Please print every record below exactly as it appears.

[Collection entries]
※
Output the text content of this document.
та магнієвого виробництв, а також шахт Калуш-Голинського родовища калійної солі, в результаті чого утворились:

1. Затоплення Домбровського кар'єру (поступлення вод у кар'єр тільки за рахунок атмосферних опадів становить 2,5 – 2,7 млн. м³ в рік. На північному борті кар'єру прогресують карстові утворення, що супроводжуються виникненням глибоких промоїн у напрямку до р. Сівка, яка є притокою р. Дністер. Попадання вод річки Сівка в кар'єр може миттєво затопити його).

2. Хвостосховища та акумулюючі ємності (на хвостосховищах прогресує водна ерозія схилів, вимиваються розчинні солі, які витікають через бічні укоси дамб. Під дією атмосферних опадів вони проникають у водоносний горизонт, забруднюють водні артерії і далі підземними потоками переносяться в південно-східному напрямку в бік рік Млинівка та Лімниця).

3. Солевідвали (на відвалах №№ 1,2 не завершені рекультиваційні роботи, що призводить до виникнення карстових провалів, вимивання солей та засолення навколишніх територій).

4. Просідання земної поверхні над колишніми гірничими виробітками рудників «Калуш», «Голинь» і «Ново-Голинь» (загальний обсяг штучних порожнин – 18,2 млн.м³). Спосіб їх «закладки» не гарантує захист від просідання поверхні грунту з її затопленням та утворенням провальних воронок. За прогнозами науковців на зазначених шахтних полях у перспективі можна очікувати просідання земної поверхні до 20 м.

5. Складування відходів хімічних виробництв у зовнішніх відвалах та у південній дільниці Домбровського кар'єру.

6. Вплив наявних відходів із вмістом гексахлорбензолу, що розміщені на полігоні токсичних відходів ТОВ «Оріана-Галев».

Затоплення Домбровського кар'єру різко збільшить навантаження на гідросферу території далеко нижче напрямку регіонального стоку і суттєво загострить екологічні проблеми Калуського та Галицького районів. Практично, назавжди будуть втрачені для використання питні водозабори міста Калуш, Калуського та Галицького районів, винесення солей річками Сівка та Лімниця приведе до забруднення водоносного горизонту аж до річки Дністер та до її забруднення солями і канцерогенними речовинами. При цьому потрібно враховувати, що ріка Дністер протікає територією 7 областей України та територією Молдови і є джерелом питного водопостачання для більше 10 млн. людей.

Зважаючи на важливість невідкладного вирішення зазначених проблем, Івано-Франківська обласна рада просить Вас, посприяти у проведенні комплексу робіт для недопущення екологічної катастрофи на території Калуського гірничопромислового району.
※
_EXPECTED OUTPUT_:
Output the text content of this document.
та магнієвого виробництв, а також шахт Калуш-Голинського родовища калійної солі, в результаті чого утворились:

1. Затоплення Домбровського кар'єру (поступлення вод у кар'єр тільки за рахунок атмосферних опадів становить 2,5 – 2,7 млн. м³ в рік. На північному борті кар'єру прогресують карстові утворення, що супроводжуються виникненням глибоких промоїн у напрямку до р. Сівка, яка є притокою р. Дністер. Попадання вод річки Сівка в кар'єр може миттєво затопити його).

2. Хвостосховища та акумулюючі ємності (на хвостосховищах прогресує водна ерозія схилів, вимиваються розчинні солі, які витікають через бічні укоси дамб. Під дією атмосферних опадів вони проникають у водоносний горизонт, забруднюють водні артерії і далі підземними потоками переносяться в південно-східному напрямку в бік рік Млинівка та Лімниця).

3. Солевідвали (на відвалах №№ 1,2 не завершені рекультиваційні роботи, що призводить до виникнення карстових провалів, вимивання солей та засолення навколишніх територій).

4. Просідання земної поверхні над колишніми гірничими виробітками рудників «Калуш», «Голинь» і «Ново-Голинь» (загальний обсяг штучних порожнин – 18,2 млн.м³). Спосіб їх «закладки» не гарантує захист від просідання поверхні грунту з її затопленням та утворенням провальних воронок. За прогнозами науковців на зазначених шахтних полях у перспективі можна очікувати просідання земної поверхні до 20 м.

5. Складування відходів хімічних виробництв у зовнішніх відвалах та у південній дільниці Домбровського кар'єру.

6. Вплив наявних відходів із вмістом гексахлорбензолу, що розміщені на полігоні токсичних відходів ТОВ «Оріана-Галев».

Затоплення Домбровського кар'єру різко збільшить навантаження на гідросферу території далеко нижче напрямку регіонального стоку і суттєво загострить екологічні проблеми Калуського та Галицького районів. Практично, назавжди будуть втрачені для використання питні водозабори міста Калуш, Калуського та Галицького районів, винесення солей річками Сівка та Лімниця приведе до забруднення водоносного горизонту аж до річки Дністер та до її забруднення солями і канцерогенними речовинами. При цьому потрібно враховувати, що ріка Дністер протікає територією 7 областей України та територією Молдови і є джерелом питного водопостачання для більше 10 млн. людей.

Зважаючи на важливість невідкладного вирішення зазначених проблем, Івано-Франківська обласна рада просить Вас, посприяти у проведенні комплексу робіт для недопущення екологічної катастрофи на території Калуського гірничопромислового району.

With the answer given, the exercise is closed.